◆ Task goal ◆
Go through the records and show each line where the word "主变重瓦斯" occurs.

───── Material to process

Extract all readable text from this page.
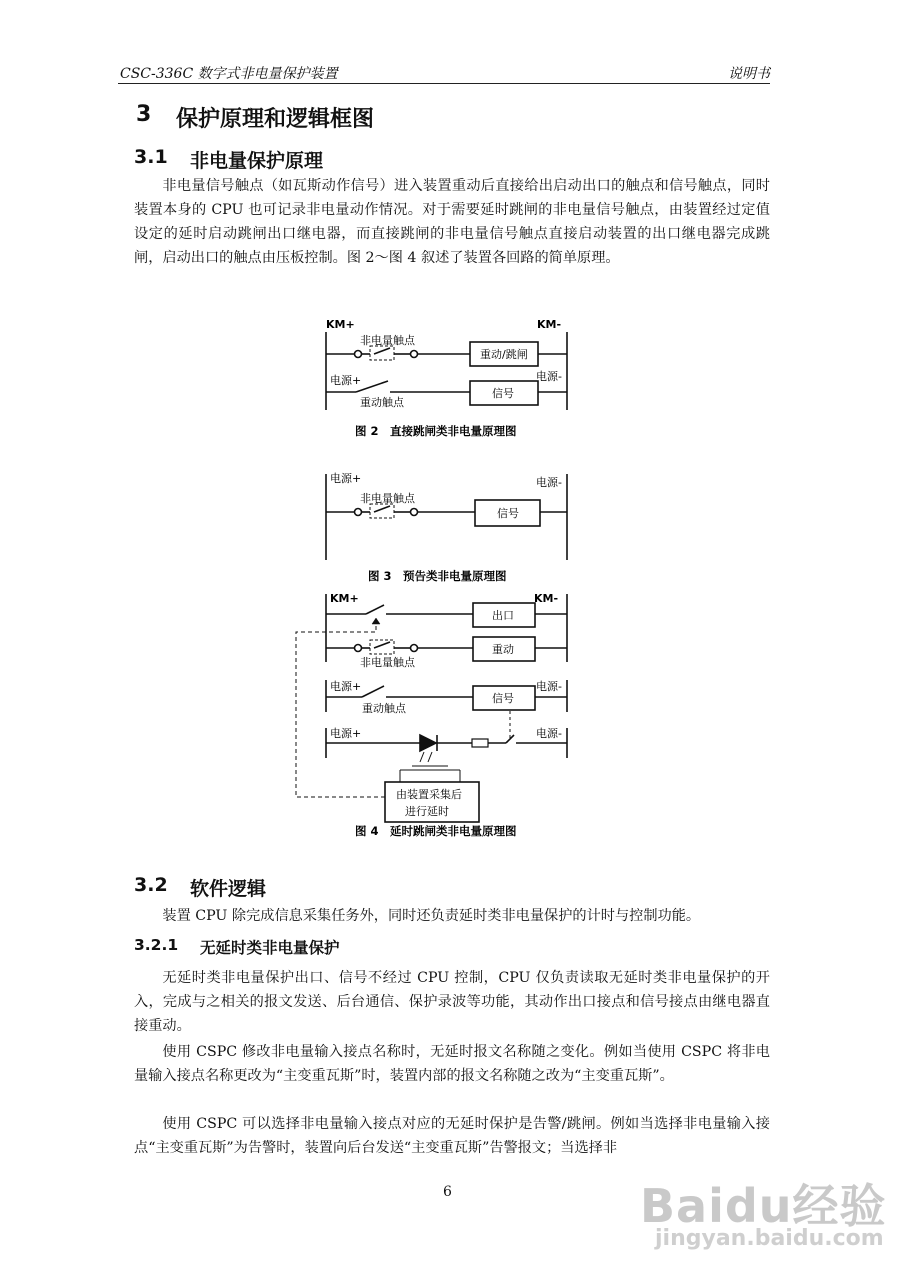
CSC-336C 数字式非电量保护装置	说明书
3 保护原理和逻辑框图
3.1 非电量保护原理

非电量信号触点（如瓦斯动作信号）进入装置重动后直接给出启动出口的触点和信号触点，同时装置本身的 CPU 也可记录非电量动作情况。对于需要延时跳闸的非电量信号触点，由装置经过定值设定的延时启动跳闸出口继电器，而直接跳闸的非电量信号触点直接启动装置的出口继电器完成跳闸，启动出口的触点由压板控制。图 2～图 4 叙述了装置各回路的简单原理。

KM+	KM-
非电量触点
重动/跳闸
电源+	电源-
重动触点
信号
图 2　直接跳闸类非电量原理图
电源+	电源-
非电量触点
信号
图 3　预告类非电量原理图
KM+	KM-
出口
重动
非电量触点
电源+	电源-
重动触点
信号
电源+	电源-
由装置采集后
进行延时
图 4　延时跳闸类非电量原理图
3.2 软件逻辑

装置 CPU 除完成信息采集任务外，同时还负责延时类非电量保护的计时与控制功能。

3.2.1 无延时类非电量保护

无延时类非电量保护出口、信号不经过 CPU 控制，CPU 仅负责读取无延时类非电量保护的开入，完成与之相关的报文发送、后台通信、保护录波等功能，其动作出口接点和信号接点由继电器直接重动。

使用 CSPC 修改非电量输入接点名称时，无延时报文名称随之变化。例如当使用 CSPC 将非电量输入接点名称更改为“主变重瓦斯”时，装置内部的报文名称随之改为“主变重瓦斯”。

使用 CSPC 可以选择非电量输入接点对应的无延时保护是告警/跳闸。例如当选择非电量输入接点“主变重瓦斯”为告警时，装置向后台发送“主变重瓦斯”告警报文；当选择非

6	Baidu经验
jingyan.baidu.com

──────────

◆ Completed exercise ◆
使用 CSPC 修改非电量输入接点名称时，无延时报文名称随之变化。例如当使用 CSPC 将非电量输入接点名称更改为“主变重瓦斯”时，装置内部的报文名称随之改为“主变重瓦斯”。
使用 CSPC 可以选择非电量输入接点对应的无延时保护是告警/跳闸。例如当选择非电量输入接点“主变重瓦斯”为告警时，装置向后台发送“主变重瓦斯”告警报文；当选择非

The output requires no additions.